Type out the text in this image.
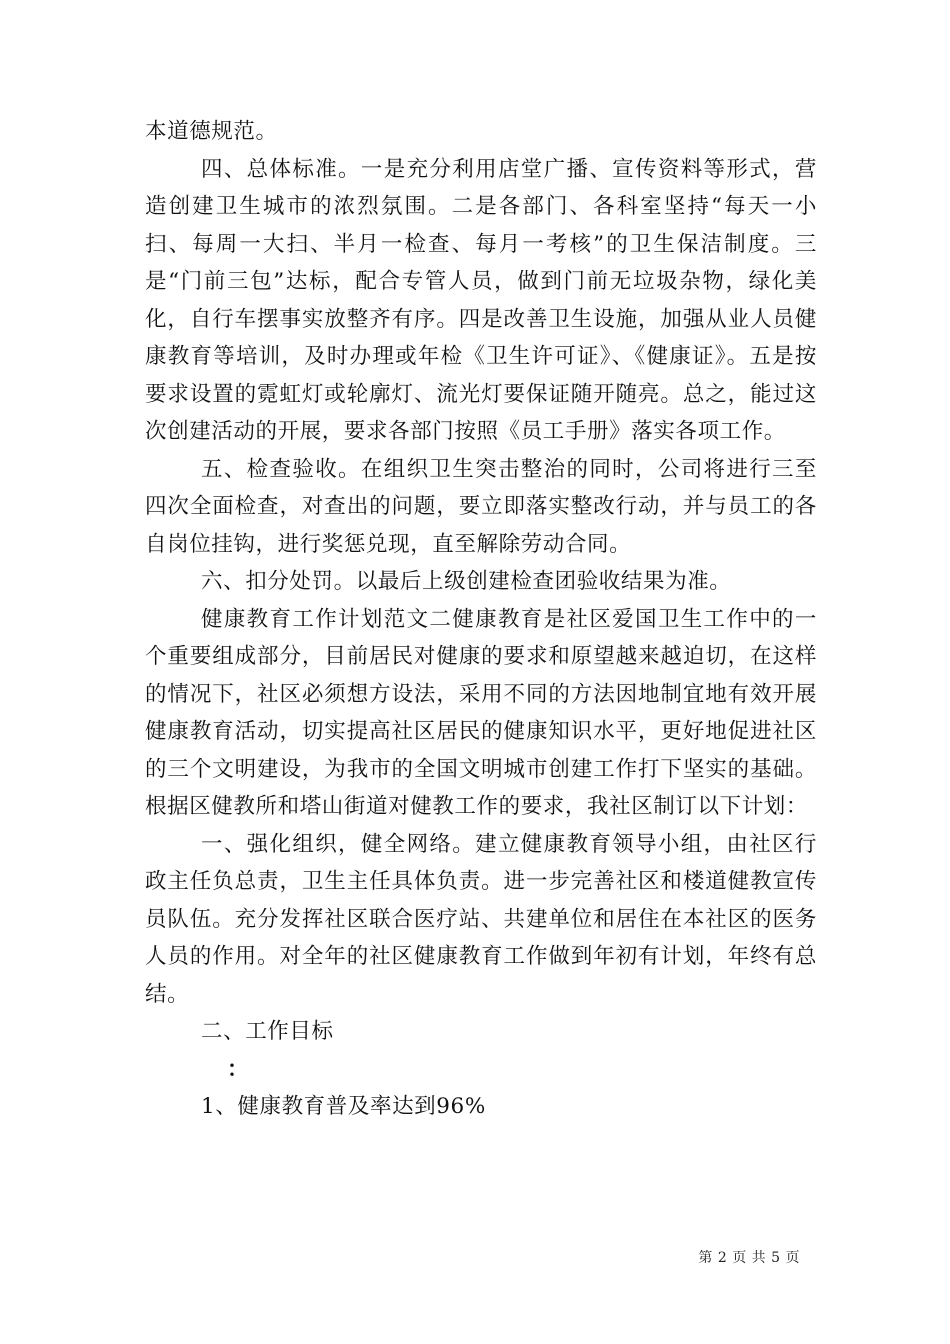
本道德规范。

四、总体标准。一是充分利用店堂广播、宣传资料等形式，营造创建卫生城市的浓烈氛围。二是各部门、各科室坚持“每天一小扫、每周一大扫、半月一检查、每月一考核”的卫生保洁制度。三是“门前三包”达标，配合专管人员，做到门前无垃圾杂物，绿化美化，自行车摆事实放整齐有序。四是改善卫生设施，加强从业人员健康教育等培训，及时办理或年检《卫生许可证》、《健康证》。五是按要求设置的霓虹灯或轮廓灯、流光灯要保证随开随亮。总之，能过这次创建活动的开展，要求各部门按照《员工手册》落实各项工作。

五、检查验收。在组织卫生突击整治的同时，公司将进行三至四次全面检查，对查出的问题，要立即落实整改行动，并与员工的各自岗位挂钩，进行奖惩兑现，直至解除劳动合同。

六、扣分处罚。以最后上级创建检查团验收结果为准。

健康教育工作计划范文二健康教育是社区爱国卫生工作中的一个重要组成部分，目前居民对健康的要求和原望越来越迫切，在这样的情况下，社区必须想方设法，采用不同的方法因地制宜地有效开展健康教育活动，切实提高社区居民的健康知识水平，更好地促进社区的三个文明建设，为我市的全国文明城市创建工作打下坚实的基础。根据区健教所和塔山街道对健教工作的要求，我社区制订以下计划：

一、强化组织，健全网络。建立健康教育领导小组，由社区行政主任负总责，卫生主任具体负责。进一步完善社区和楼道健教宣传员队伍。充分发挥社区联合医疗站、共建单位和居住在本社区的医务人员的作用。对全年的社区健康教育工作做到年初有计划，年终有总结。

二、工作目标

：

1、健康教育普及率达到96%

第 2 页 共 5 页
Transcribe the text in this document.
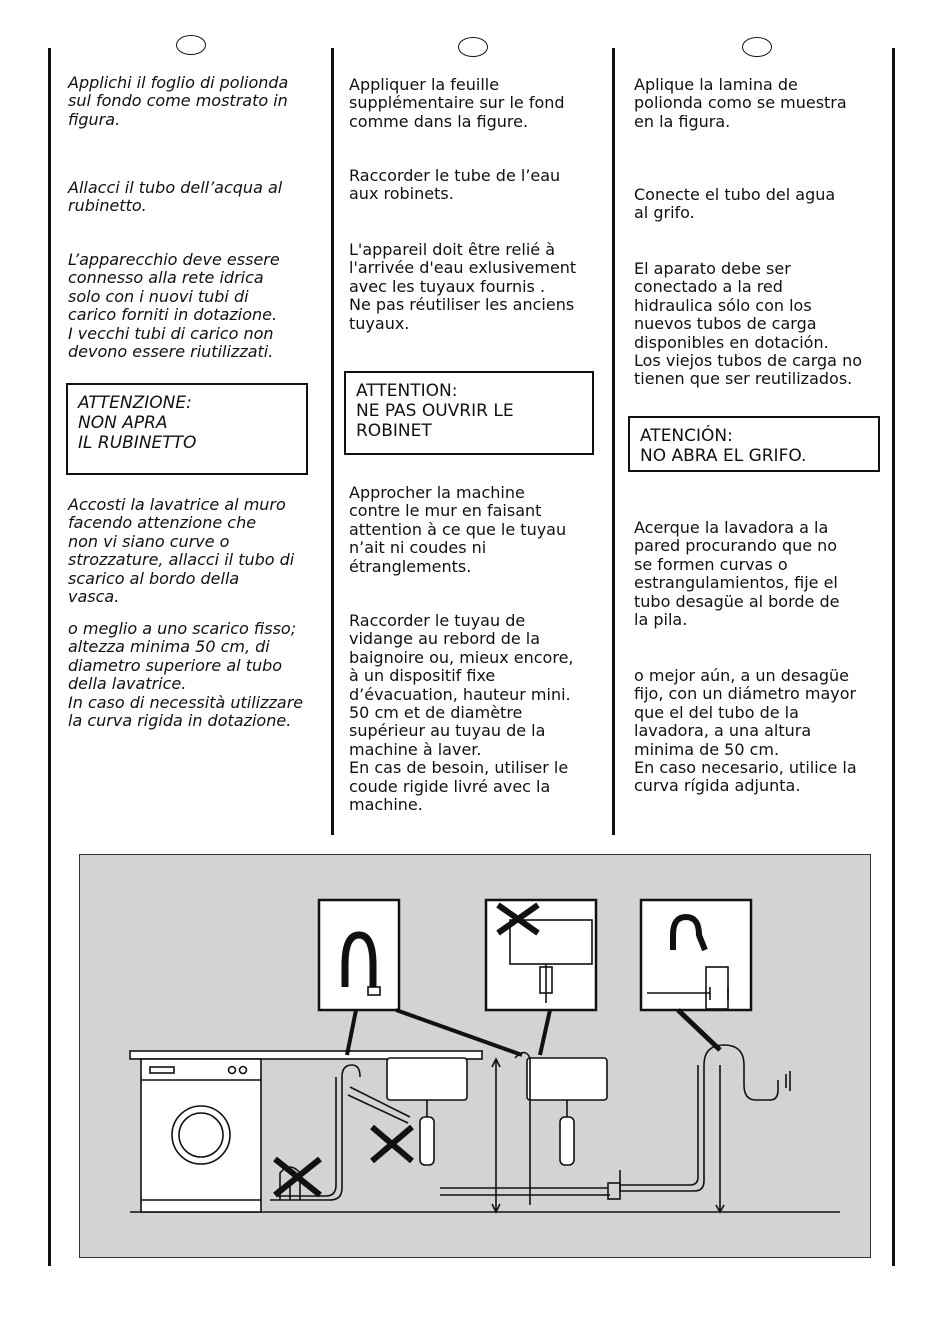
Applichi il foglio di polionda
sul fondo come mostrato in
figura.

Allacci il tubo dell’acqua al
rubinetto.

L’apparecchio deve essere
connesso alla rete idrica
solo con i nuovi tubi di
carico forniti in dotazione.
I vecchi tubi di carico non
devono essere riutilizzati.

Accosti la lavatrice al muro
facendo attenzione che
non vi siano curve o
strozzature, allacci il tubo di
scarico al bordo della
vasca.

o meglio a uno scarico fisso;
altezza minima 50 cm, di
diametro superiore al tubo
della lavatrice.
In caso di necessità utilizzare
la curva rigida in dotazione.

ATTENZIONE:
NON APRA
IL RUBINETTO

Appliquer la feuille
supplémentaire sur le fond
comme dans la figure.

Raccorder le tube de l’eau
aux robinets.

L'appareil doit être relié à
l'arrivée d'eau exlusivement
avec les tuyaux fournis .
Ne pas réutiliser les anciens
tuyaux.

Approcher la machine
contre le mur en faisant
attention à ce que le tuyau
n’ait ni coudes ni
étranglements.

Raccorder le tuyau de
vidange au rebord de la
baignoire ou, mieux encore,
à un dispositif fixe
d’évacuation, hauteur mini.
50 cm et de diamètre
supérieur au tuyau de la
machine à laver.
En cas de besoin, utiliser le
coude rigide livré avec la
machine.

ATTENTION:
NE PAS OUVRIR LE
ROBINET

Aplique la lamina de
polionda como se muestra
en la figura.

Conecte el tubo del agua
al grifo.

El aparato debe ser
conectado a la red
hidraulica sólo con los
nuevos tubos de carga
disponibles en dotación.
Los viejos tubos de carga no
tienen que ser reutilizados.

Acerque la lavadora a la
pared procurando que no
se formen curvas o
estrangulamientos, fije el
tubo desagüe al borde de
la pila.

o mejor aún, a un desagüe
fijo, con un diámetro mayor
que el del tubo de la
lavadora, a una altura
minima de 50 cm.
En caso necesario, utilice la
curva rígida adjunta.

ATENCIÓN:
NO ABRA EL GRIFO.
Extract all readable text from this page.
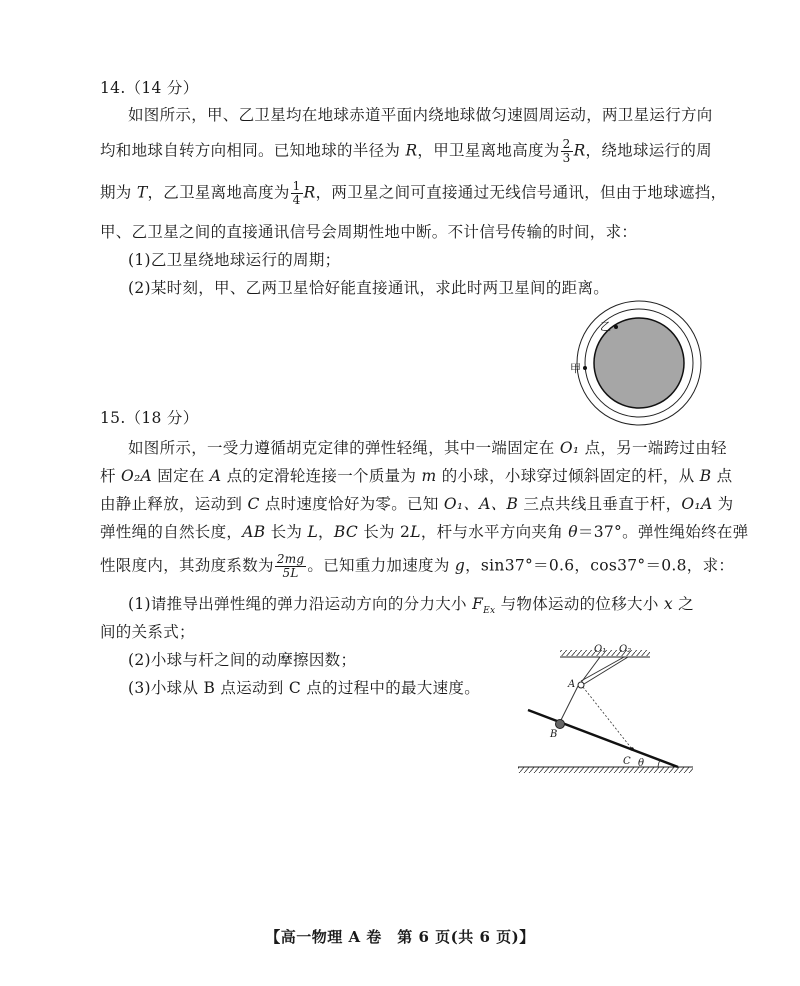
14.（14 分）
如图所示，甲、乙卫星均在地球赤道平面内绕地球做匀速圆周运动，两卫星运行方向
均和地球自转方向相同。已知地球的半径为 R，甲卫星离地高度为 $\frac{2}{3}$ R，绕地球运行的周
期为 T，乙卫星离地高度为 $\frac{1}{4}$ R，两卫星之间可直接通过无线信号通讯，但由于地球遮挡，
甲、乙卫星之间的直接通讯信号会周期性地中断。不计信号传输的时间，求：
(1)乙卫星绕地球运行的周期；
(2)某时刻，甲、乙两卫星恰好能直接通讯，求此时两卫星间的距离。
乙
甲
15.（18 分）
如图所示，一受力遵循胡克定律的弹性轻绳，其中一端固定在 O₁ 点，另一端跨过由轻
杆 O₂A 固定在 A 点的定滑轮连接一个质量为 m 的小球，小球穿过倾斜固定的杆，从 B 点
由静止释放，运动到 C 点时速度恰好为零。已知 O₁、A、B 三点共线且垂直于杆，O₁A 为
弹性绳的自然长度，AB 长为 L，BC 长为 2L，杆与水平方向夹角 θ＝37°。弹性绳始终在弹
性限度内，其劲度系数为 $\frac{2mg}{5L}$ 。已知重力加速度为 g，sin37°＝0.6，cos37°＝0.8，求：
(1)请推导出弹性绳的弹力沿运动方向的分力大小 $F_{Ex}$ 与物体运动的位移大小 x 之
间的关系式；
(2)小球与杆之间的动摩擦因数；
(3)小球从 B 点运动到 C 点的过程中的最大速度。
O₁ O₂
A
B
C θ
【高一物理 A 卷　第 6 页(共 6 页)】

• PROBLEM DESCRIPTION
Gather each line of the listing that holds the string "dotazione".

• TASK ANSWER
carico forniti in dotazione.
la curva rigida in dotazione.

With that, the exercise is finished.